Data excerpts:
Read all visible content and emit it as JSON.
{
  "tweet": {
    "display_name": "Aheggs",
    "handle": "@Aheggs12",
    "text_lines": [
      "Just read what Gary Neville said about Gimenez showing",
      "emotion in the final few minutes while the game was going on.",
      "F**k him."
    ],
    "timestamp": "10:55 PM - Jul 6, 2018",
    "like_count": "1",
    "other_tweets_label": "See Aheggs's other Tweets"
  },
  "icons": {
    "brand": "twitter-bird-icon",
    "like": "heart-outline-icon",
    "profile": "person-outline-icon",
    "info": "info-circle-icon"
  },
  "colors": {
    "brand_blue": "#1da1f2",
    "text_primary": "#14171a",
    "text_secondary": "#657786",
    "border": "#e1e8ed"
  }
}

SHORT PROBLEM:
Please repeat all the records above exactly as they appear.

THE ANSWER:
Read all visible content and emit it as JSON.
{
  "tweet": {
    "display_name": "Aheggs",
    "handle": "@Aheggs12",
    "text_lines": [
      "Just read what Gary Neville said about Gimenez showing",
      "emotion in the final few minutes while the game was going on.",
      "F**k him."
    ],
    "timestamp": "10:55 PM - Jul 6, 2018",
    "like_count": "1",
    "other_tweets_label": "See Aheggs's other Tweets"
  },
  "icons": {
    "brand": "twitter-bird-icon",
    "like": "heart-outline-icon",
    "profile": "person-outline-icon",
    "info": "info-circle-icon"
  },
  "colors": {
    "brand_blue": "#1da1f2",
    "text_primary": "#14171a",
    "text_secondary": "#657786",
    "border": "#e1e8ed"
  }
}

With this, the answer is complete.